| Written problem |
Below are the entries; output exactly the lines from the one containing "Type out the text in this image." through the final line, inclusive.

| Supplied information |

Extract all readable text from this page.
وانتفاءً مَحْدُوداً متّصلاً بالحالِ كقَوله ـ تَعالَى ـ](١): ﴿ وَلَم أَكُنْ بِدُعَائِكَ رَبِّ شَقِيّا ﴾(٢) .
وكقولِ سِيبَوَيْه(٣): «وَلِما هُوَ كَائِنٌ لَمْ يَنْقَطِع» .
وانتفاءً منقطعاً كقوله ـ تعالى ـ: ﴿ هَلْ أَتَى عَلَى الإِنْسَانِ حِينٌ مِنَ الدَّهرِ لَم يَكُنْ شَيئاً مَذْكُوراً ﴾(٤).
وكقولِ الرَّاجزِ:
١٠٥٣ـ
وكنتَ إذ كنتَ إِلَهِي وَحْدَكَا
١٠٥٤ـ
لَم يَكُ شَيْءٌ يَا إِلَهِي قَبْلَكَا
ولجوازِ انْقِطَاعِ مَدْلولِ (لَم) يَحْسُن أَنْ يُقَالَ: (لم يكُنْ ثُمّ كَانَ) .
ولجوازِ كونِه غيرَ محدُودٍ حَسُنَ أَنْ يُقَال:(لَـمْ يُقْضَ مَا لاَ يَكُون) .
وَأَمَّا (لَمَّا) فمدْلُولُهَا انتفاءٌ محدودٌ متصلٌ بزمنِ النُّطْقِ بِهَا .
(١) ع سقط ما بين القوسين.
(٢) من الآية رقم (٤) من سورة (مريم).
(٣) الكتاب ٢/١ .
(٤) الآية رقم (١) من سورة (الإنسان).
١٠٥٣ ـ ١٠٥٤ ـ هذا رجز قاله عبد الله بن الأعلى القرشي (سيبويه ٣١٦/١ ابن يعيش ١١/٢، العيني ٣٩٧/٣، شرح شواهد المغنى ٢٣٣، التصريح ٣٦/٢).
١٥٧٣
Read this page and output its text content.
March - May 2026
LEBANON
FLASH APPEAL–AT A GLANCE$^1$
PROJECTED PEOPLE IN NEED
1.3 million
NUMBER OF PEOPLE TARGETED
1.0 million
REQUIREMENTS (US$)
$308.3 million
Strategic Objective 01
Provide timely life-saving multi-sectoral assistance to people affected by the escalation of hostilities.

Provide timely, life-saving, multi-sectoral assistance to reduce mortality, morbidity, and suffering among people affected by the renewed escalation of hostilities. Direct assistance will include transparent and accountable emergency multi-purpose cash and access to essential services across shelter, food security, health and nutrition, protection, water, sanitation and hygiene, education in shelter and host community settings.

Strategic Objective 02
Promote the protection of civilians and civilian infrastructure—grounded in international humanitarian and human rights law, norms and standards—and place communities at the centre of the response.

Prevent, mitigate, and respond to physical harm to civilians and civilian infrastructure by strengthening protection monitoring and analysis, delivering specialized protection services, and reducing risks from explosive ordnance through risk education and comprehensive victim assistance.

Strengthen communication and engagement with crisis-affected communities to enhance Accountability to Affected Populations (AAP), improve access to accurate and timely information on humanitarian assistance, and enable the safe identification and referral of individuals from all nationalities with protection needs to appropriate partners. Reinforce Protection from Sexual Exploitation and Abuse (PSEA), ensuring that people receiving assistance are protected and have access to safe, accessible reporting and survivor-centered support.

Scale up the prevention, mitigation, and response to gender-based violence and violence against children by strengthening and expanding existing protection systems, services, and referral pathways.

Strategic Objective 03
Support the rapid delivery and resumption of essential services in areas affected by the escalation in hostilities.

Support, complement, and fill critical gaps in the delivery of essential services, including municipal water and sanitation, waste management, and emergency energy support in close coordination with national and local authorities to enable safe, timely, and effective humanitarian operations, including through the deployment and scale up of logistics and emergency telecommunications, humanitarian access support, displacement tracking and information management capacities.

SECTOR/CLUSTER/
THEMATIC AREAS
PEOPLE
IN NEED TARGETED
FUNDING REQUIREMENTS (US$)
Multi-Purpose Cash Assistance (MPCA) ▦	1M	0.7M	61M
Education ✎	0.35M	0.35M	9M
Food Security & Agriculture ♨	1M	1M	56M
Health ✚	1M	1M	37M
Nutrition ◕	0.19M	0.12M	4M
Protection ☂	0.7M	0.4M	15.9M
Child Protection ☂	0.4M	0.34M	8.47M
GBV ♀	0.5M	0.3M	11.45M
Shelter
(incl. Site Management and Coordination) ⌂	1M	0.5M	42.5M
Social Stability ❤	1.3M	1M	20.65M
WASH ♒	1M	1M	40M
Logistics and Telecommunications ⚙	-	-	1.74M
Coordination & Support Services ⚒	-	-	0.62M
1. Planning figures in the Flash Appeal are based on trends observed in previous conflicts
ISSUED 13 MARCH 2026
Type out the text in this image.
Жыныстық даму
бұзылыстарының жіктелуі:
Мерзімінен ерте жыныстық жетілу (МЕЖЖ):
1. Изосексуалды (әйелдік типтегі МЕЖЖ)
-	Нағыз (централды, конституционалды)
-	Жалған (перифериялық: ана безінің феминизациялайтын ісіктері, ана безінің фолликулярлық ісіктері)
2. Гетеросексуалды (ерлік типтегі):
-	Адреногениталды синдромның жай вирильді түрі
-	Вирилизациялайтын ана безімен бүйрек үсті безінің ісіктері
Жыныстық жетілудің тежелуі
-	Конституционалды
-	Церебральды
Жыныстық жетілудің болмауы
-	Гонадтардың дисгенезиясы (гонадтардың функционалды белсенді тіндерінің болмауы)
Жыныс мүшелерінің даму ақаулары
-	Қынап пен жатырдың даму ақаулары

| Exercise result |
Type out the text in this image.
Жыныстық даму
бұзылыстарының жіктелуі:
Мерзімінен ерте жыныстық жетілу (МЕЖЖ):
1. Изосексуалды (әйелдік типтегі МЕЖЖ)
-	Нағыз (централды, конституционалды)
-	Жалған (перифериялық: ана безінің феминизациялайтын ісіктері, ана безінің фолликулярлық ісіктері)
2. Гетеросексуалды (ерлік типтегі):
-	Адреногениталды синдромның жай вирильді түрі
-	Вирилизациялайтын ана безімен бүйрек үсті безінің ісіктері
Жыныстық жетілудің тежелуі
-	Конституционалды
-	Церебральды
Жыныстық жетілудің болмауы
-	Гонадтардың дисгенезиясы (гонадтардың функционалды белсенді тіндерінің болмауы)
Жыныс мүшелерінің даму ақаулары
-	Қынап пен жатырдың даму ақаулары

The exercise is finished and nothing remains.